RECORDS SHOWN:

>>>>

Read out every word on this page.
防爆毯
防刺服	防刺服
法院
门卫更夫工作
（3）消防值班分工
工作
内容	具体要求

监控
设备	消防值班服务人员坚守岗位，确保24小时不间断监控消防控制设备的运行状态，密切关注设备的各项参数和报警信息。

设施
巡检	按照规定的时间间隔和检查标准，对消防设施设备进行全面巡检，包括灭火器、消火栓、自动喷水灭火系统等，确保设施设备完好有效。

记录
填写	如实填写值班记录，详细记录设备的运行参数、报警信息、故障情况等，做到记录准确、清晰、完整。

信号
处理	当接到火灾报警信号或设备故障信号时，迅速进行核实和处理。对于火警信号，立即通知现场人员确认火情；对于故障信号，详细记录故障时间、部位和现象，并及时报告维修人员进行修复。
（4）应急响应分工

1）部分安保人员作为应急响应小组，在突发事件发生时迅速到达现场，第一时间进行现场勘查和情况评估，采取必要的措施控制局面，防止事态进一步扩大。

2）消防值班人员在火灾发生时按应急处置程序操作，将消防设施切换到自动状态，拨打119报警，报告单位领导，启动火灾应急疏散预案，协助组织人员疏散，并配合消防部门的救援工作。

<<<<

Repeat the entries exactly, all of them.

Read out every word on this page.
防爆毯
防刺服	防刺服
法院
门卫更夫工作
（3）消防值班分工
工作
内容	具体要求

监控
设备	消防值班服务人员坚守岗位，确保24小时不间断监控消防控制设备的运行状态，密切关注设备的各项参数和报警信息。

设施
巡检	按照规定的时间间隔和检查标准，对消防设施设备进行全面巡检，包括灭火器、消火栓、自动喷水灭火系统等，确保设施设备完好有效。

记录
填写	如实填写值班记录，详细记录设备的运行参数、报警信息、故障情况等，做到记录准确、清晰、完整。

信号
处理	当接到火灾报警信号或设备故障信号时，迅速进行核实和处理。对于火警信号，立即通知现场人员确认火情；对于故障信号，详细记录故障时间、部位和现象，并及时报告维修人员进行修复。
（4）应急响应分工

1）部分安保人员作为应急响应小组，在突发事件发生时迅速到达现场，第一时间进行现场勘查和情况评估，采取必要的措施控制局面，防止事态进一步扩大。

2）消防值班人员在火灾发生时按应急处置程序操作，将消防设施切换到自动状态，拨打119报警，报告单位领导，启动火灾应急疏散预案，协助组织人员疏散，并配合消防部门的救援工作。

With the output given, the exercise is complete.